begin Data shown
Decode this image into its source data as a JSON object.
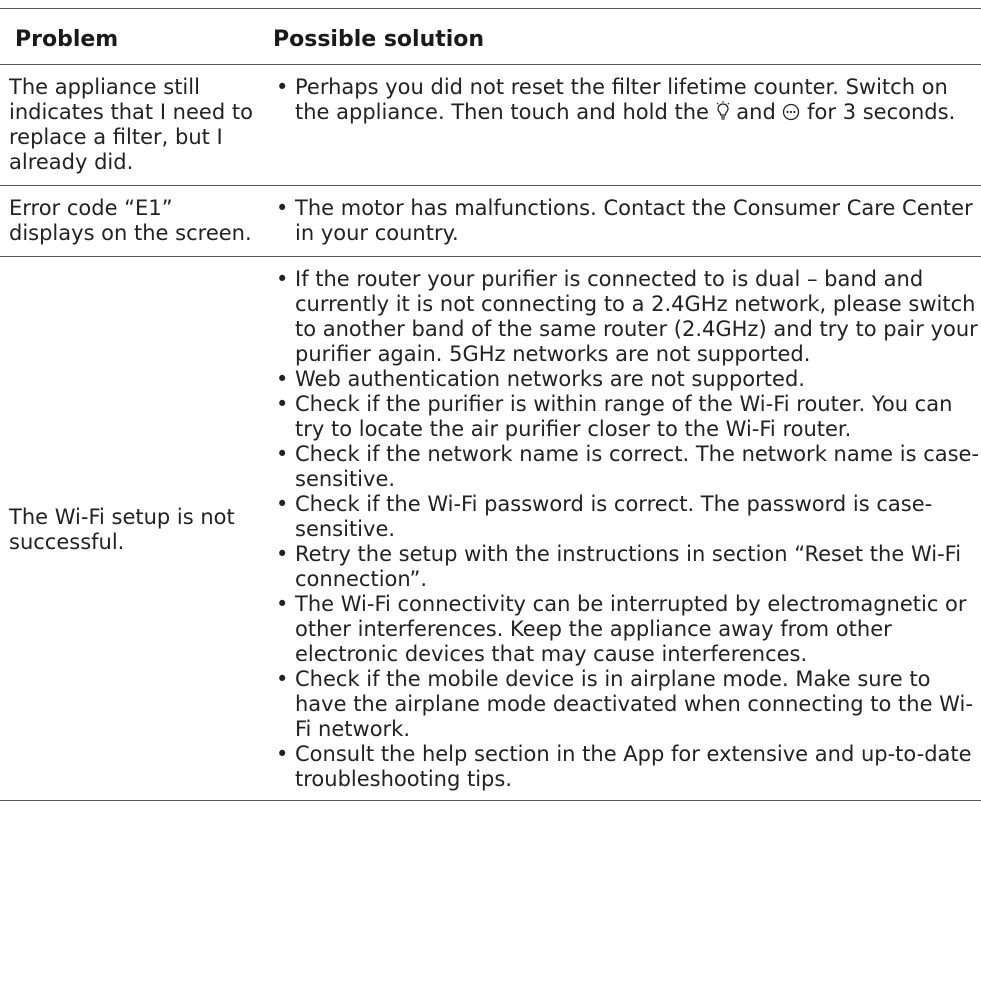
{
  "table": {
    "header": {
      "problem": "Problem",
      "solution": "Possible solution"
    },
    "rows": [
      {
        "problem": "The appliance still indicates that I need to replace a filter, but I already did.",
        "solutions": [
          {
            "before": "Perhaps you did not reset the filter lifetime counter. Switch on the appliance. Then touch and hold the ",
            "icon1": "light-bulb-icon",
            "middle": " and ",
            "icon2": "mode-icon",
            "after": "  for 3 seconds."
          }
        ]
      },
      {
        "problem": "Error code “E1” displays on the screen.",
        "solutions": [
          "The motor has malfunctions. Contact the Consumer Care Center in your country."
        ]
      },
      {
        "problem": "The Wi-Fi setup is not successful.",
        "solutions": [
          "If the router your purifier is connected to is dual – band and currently it is not connecting to a 2.4GHz network, please switch to another band of the same router (2.4GHz) and try to pair your purifier again. 5GHz networks are not supported.",
          "Web authentication networks are not supported.",
          "Check if the purifier is within range of the Wi-Fi router. You can try to locate the air purifier closer to the Wi-Fi router.",
          "Check if the network name is correct. The network name is case-sensitive.",
          "Check if the Wi-Fi password is correct. The password is case-sensitive.",
          "Retry the setup with the instructions in section “Reset the Wi-Fi connection”.",
          "The Wi-Fi connectivity can be interrupted by electromagnetic or other interferences. Keep the appliance away from other electronic devices that may cause interferences.",
          "Check if the mobile device is in airplane mode. Make sure to have the airplane mode deactivated when connecting to the Wi-Fi network.",
          "Consult the help section in the App for extensive and up-to-date troubleshooting tips."
        ]
      }
    ]
  }
}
end Data shown
• _Given exercise_: All of the material above should be reproduced exactly, except the pictures.

• _Response_:
Decode this image into its source data as a JSON object.
{
  "table": {
    "header": {
      "problem": "Problem",
      "solution": "Possible solution"
    },
    "rows": [
      {
        "problem": "The appliance still indicates that I need to replace a filter, but I already did.",
        "solutions": [
          {
            "before": "Perhaps you did not reset the filter lifetime counter. Switch on the appliance. Then touch and hold the ",
            "icon1": "light-bulb-icon",
            "middle": " and ",
            "icon2": "mode-icon",
            "after": "  for 3 seconds."
          }
        ]
      },
      {
        "problem": "Error code “E1” displays on the screen.",
        "solutions": [
          "The motor has malfunctions. Contact the Consumer Care Center in your country."
        ]
      },
      {
        "problem": "The Wi-Fi setup is not successful.",
        "solutions": [
          "If the router your purifier is connected to is dual – band and currently it is not connecting to a 2.4GHz network, please switch to another band of the same router (2.4GHz) and try to pair your purifier again. 5GHz networks are not supported.",
          "Web authentication networks are not supported.",
          "Check if the purifier is within range of the Wi-Fi router. You can try to locate the air purifier closer to the Wi-Fi router.",
          "Check if the network name is correct. The network name is case-sensitive.",
          "Check if the Wi-Fi password is correct. The password is case-sensitive.",
          "Retry the setup with the instructions in section “Reset the Wi-Fi connection”.",
          "The Wi-Fi connectivity can be interrupted by electromagnetic or other interferences. Keep the appliance away from other electronic devices that may cause interferences.",
          "Check if the mobile device is in airplane mode. Make sure to have the airplane mode deactivated when connecting to the Wi-Fi network.",
          "Consult the help section in the App for extensive and up-to-date troubleshooting tips."
        ]
      }
    ]
  }
}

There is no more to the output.